### Fragmento para leer
━━━━━━━━━━

Una alianza incómoda que sacude la seguridad regional
La Fiscalía General de Colombia acaba de confirmar algo que muchos callaban: Iván Márquez, líder clave de la disidencia Segunda Marquetalia, está directamente involucrado en el asesinato del senador y precandidato presidencial Miguel Uribe Turbay.
Para capturar a estos cabecillas, el Estado colombiano no solo activará a Interpol, sino que exigirá la cooperación de Venezuela, donde se presume que están escondidos Iván Márquez y alias “Zarco Aldinever”, otro acusado de orquestar el atentado.
¿Un cambio de juego en la lucha contra la criminalidad transfronteriza?
La apertura oficial hacia Venezuela revela una verdad incómoda: el problema no es local, sino un entramado regional que afecta la seguridad y estabilidad electoral colombiana. La Fiscalía, con pruebas y seguimiento técnico, descarta rumores sobre la supuesta muerte o debilitamiento de estos líderes armados. Sin evidencias, la justicia sigue tras ellos.

━━━━━━━━━━

### Responda lo siguiente
1 - Responda estas preguntas sobre la nota acerca del asesinato de Miguel Uribe Turbay:
(a) ¿De qué disidencia es líder Iván Márquez?
(b) ¿En qué país se presume que están escondidos Iván Márquez y alias "Zarco Aldinever"?
(c) ¿Qué rumores descarta la Fiscalía?
2 - Prosiga la nota sobre el asesinato de Miguel Uribe Turbay a partir de su última oración.

### Material proporcionado
━━━━━━━━━━

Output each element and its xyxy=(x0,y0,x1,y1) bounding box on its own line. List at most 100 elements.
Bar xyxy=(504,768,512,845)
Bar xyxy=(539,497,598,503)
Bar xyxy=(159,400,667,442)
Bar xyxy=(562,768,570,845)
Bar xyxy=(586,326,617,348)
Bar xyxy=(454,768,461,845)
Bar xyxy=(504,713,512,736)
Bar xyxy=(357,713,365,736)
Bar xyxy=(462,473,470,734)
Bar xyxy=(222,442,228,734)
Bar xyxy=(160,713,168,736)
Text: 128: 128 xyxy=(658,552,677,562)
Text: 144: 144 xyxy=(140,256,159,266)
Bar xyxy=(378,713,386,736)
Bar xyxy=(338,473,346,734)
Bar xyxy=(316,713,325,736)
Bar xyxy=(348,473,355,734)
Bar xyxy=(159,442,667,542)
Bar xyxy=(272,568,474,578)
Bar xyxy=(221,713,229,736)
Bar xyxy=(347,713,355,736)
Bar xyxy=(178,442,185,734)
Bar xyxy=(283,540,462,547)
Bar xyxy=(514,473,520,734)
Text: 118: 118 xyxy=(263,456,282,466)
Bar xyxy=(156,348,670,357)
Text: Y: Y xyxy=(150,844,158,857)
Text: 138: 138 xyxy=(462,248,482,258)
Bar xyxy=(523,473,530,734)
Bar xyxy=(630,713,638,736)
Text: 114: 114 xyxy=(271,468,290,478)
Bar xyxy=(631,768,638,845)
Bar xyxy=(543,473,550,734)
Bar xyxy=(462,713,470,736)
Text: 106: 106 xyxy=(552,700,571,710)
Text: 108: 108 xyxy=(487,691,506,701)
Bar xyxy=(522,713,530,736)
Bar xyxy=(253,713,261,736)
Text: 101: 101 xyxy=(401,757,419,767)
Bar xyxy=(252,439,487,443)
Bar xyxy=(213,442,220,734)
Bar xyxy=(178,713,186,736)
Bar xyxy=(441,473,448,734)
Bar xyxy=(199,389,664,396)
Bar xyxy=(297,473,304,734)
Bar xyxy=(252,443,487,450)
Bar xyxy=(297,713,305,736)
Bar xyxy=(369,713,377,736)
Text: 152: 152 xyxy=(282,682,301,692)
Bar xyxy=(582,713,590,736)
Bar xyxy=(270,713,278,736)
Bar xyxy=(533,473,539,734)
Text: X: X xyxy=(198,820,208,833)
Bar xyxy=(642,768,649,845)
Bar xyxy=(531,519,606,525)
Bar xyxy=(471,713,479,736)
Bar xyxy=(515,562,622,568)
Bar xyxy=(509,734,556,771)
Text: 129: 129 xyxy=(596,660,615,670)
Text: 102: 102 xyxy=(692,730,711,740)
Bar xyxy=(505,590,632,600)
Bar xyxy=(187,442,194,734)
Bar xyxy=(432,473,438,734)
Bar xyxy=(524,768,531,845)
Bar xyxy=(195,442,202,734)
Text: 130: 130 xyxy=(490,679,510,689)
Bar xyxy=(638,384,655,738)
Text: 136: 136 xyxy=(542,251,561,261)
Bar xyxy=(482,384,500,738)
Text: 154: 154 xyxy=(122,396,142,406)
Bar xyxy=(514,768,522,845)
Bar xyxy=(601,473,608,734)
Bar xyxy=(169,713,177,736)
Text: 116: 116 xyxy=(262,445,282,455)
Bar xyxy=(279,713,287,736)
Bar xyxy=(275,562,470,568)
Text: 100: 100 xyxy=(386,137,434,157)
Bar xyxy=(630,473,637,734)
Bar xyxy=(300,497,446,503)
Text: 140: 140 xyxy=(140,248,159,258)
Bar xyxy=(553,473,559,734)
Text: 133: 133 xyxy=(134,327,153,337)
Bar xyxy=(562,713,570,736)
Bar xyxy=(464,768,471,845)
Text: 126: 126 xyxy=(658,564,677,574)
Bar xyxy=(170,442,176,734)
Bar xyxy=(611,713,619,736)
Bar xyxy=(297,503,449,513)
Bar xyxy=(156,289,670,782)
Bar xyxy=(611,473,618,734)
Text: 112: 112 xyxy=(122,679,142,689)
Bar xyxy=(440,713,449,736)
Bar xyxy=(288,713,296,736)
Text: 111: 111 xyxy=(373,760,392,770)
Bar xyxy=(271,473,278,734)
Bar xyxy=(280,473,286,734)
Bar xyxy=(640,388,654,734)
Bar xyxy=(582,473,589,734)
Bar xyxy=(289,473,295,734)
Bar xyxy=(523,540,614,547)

━━━━━━━━━━

### Respuestas del ejercicio
1 -
(a) De la disidencia Segunda Marquetalia.
(b) En Venezuela.
(c) Los rumores sobre la supuesta muerte o debilitamiento de estos líderes armados.

2 -
Lo que viene no puede ignorarse
Esta iniciativa abre un nuevo capítulo: si Venezuela responde o no, se convertirá en un medidor real de cooperación y seriedad frente al terrorismo que impacta a ambos países y a la política colombiana. La presión internacional se intensifica. El tiempo dirá si los vínculos con la violencia política serán enfrentados o protegidos detrás de burocracias y silencios.